WRITTEN REQUEST ▸
Write out all of the entries exactly, please.

RECORDS FOR THE TASK ▸

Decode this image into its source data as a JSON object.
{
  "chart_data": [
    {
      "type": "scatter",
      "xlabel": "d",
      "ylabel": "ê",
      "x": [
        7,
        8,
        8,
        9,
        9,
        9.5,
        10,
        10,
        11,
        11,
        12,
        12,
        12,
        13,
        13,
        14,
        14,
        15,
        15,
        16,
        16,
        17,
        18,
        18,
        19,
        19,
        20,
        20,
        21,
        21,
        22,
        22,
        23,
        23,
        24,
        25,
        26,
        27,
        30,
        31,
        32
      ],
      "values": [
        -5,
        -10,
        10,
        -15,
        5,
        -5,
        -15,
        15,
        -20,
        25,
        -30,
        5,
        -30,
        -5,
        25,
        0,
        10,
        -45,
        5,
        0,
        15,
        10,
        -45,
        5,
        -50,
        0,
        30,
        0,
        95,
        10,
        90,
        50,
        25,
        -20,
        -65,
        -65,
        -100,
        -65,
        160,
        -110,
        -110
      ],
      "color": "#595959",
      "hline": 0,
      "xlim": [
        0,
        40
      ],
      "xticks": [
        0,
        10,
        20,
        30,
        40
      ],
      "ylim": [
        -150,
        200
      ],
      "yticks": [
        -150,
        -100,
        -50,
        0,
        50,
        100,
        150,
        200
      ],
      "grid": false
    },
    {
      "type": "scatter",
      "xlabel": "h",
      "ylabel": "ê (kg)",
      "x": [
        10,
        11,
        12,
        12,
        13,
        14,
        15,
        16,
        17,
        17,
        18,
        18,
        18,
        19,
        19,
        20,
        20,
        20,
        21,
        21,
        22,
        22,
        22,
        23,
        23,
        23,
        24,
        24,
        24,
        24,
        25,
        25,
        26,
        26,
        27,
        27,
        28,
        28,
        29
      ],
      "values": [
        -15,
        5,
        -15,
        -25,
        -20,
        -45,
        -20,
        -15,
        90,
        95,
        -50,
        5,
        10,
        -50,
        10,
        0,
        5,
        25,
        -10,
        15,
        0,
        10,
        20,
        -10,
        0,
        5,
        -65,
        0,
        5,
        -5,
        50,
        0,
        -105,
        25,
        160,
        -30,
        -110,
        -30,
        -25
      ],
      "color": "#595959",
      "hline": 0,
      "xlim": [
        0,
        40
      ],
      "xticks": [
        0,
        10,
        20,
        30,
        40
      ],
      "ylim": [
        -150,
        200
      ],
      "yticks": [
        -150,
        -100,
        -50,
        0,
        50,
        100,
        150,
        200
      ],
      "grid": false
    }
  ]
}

TASK ANSWER ▸
Decode this image into its source data as a JSON object.
{
  "chart_data": [
    {
      "type": "scatter",
      "xlabel": "d",
      "ylabel": "ê",
      "x": [
        7,
        8,
        8,
        9,
        9,
        9.5,
        10,
        10,
        11,
        11,
        12,
        12,
        12,
        13,
        13,
        14,
        14,
        15,
        15,
        16,
        16,
        17,
        18,
        18,
        19,
        19,
        20,
        20,
        21,
        21,
        22,
        22,
        23,
        23,
        24,
        25,
        26,
        27,
        30,
        31,
        32
      ],
      "values": [
        -5,
        -10,
        10,
        -15,
        5,
        -5,
        -15,
        15,
        -20,
        25,
        -30,
        5,
        -30,
        -5,
        25,
        0,
        10,
        -45,
        5,
        0,
        15,
        10,
        -45,
        5,
        -50,
        0,
        30,
        0,
        95,
        10,
        90,
        50,
        25,
        -20,
        -65,
        -65,
        -100,
        -65,
        160,
        -110,
        -110
      ],
      "color": "#595959",
      "hline": 0,
      "xlim": [
        0,
        40
      ],
      "xticks": [
        0,
        10,
        20,
        30,
        40
      ],
      "ylim": [
        -150,
        200
      ],
      "yticks": [
        -150,
        -100,
        -50,
        0,
        50,
        100,
        150,
        200
      ],
      "grid": false
    },
    {
      "type": "scatter",
      "xlabel": "h",
      "ylabel": "ê (kg)",
      "x": [
        10,
        11,
        12,
        12,
        13,
        14,
        15,
        16,
        17,
        17,
        18,
        18,
        18,
        19,
        19,
        20,
        20,
        20,
        21,
        21,
        22,
        22,
        22,
        23,
        23,
        23,
        24,
        24,
        24,
        24,
        25,
        25,
        26,
        26,
        27,
        27,
        28,
        28,
        29
      ],
      "values": [
        -15,
        5,
        -15,
        -25,
        -20,
        -45,
        -20,
        -15,
        90,
        95,
        -50,
        5,
        10,
        -50,
        10,
        0,
        5,
        25,
        -10,
        15,
        0,
        10,
        20,
        -10,
        0,
        5,
        -65,
        0,
        5,
        -5,
        50,
        0,
        -105,
        25,
        160,
        -30,
        -110,
        -30,
        -25
      ],
      "color": "#595959",
      "hline": 0,
      "xlim": [
        0,
        40
      ],
      "xticks": [
        0,
        10,
        20,
        30,
        40
      ],
      "ylim": [
        -150,
        200
      ],
      "yticks": [
        -150,
        -100,
        -50,
        0,
        50,
        100,
        150,
        200
      ],
      "grid": false
    }
  ]
}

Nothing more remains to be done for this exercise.